[Extracted material]:
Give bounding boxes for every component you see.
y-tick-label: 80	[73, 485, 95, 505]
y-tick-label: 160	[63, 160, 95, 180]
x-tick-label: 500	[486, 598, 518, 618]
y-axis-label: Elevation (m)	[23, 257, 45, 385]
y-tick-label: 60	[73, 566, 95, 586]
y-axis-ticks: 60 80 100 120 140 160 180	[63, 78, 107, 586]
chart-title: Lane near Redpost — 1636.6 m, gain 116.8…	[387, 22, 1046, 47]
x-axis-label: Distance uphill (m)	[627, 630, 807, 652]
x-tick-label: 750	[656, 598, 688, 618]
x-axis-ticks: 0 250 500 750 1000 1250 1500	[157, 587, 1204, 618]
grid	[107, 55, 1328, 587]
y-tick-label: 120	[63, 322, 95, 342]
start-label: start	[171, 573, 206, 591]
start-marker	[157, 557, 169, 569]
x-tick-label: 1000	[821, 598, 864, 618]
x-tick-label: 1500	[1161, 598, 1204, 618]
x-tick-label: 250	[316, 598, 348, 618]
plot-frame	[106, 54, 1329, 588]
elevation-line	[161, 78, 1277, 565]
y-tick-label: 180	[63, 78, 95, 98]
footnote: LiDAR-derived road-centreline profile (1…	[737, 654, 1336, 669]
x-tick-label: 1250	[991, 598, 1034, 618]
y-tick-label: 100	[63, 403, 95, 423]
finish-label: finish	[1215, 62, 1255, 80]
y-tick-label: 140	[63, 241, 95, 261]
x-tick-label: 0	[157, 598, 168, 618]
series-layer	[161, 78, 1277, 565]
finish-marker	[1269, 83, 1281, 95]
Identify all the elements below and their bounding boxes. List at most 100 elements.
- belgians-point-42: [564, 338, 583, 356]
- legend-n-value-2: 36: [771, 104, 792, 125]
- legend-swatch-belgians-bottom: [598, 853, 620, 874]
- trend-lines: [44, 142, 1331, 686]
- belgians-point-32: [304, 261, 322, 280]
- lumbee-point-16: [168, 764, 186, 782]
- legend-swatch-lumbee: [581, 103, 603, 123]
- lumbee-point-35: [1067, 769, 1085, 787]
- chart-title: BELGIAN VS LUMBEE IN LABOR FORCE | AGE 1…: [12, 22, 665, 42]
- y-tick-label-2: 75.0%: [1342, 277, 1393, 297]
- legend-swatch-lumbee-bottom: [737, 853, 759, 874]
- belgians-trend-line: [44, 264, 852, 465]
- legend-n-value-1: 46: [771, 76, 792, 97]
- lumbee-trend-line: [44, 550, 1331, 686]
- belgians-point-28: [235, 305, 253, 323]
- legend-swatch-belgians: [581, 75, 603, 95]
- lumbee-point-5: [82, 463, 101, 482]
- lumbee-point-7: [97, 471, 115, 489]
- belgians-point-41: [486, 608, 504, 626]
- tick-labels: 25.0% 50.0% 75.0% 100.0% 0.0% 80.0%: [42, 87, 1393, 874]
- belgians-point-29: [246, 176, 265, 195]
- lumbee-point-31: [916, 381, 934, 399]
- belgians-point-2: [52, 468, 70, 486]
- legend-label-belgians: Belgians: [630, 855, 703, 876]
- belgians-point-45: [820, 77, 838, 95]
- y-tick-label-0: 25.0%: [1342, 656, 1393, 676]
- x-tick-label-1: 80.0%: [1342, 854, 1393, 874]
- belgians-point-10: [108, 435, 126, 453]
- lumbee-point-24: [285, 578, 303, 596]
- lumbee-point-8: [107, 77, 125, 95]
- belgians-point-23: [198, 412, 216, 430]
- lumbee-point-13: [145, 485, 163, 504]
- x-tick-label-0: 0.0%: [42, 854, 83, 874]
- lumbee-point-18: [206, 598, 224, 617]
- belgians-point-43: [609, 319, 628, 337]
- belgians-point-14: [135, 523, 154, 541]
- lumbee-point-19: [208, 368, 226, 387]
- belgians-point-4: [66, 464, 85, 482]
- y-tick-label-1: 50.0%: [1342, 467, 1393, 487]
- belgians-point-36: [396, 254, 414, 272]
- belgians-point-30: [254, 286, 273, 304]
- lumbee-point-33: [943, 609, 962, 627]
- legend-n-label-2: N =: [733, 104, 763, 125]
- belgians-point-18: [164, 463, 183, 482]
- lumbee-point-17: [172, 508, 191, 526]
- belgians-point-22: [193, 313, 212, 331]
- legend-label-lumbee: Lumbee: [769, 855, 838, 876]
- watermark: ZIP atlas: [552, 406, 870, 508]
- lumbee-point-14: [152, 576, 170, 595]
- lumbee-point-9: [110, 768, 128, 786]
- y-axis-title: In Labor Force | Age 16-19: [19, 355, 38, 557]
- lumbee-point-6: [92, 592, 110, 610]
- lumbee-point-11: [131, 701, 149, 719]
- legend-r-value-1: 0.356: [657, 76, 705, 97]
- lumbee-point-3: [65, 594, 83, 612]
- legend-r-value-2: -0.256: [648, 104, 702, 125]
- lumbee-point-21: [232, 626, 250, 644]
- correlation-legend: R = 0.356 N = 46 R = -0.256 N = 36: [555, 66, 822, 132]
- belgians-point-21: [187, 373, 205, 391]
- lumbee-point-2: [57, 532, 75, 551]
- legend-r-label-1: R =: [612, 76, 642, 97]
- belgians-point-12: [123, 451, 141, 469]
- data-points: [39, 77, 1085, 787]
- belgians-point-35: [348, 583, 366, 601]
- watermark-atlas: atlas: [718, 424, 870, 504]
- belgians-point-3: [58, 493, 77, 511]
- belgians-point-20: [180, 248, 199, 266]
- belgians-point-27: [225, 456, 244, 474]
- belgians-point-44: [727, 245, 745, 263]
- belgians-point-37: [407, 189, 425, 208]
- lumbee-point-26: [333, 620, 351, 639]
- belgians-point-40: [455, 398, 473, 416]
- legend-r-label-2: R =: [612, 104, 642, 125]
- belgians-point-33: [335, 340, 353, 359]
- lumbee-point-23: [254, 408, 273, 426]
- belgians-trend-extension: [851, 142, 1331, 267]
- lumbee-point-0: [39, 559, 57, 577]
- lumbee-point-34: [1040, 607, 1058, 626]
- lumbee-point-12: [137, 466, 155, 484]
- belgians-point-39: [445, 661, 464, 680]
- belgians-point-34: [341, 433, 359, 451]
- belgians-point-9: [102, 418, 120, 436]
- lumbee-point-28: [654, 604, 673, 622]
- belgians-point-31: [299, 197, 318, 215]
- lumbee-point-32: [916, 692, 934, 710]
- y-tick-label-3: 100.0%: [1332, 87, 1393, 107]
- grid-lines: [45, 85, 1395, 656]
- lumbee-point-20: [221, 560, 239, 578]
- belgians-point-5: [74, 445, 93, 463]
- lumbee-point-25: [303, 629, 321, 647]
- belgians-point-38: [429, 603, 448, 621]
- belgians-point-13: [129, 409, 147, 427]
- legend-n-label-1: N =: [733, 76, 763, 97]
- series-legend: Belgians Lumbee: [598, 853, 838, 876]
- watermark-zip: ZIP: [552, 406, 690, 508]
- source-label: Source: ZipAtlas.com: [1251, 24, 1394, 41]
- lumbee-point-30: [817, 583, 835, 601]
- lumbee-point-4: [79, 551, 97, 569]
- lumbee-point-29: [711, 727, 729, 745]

[Work instructions]:
Convert the lines into a numbered list, starting at the first line and ending at the line that contains "566, 95, 586]", including both. Omit any blank lines.

[Solved problem]:
1. Give bounding boxes for every component you see.
2. y-tick-label: 80	[73, 485, 95, 505]
3. y-tick-label: 160	[63, 160, 95, 180]
4. x-tick-label: 500	[486, 598, 518, 618]
5. y-axis-label: Elevation (m)	[23, 257, 45, 385]
6. y-tick-label: 60	[73, 566, 95, 586]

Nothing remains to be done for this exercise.